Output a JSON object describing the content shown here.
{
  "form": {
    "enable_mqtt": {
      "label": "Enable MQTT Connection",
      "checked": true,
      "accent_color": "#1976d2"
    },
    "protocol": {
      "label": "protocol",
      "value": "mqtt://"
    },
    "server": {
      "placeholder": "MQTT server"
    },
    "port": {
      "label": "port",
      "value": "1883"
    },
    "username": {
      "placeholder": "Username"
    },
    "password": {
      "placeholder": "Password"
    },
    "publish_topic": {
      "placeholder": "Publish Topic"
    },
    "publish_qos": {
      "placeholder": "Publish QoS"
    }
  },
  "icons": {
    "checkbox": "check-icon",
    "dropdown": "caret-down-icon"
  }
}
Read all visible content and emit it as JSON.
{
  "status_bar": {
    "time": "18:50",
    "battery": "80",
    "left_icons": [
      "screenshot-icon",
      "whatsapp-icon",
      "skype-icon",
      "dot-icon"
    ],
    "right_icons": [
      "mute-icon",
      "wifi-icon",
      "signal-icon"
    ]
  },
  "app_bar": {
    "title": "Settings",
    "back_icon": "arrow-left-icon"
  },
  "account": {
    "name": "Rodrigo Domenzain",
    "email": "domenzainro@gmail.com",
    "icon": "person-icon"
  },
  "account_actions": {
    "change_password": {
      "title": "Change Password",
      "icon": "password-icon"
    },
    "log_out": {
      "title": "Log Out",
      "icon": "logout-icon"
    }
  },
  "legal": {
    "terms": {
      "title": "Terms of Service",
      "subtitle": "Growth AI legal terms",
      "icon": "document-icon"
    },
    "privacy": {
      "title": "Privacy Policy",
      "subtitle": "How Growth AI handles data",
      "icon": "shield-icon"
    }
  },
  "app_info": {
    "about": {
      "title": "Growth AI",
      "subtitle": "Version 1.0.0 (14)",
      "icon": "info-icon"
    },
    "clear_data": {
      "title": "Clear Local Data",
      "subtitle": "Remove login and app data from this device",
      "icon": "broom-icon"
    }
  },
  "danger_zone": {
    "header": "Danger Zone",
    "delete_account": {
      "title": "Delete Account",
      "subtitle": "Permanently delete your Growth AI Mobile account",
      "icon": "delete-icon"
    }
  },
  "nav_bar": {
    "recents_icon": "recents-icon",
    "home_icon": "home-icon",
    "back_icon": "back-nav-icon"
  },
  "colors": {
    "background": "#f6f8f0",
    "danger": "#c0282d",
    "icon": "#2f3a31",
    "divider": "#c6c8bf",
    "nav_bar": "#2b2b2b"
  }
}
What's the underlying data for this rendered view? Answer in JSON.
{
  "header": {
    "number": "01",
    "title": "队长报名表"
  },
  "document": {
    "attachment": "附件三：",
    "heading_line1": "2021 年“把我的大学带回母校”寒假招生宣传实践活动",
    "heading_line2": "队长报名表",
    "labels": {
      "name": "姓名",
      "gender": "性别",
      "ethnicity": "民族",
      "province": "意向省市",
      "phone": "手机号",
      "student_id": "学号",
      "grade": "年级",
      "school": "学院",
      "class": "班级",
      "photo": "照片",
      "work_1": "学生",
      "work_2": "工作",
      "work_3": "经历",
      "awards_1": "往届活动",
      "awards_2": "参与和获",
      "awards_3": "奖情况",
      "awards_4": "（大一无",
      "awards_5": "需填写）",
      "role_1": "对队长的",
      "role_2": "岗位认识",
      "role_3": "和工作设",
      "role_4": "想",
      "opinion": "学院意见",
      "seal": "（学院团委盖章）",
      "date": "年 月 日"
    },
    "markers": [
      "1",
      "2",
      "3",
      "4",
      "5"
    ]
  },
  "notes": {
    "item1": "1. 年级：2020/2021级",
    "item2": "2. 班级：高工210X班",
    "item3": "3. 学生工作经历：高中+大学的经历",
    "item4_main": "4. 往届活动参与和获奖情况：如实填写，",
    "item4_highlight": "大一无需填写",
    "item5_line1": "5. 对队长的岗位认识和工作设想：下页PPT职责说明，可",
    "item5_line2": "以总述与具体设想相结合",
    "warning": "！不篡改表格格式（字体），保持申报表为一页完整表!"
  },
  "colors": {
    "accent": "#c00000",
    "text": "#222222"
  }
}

★ ★ ★ ★

Exercise goal: Count the lines of the data that contain the string "content", and reply with that number alone.

Final result: 2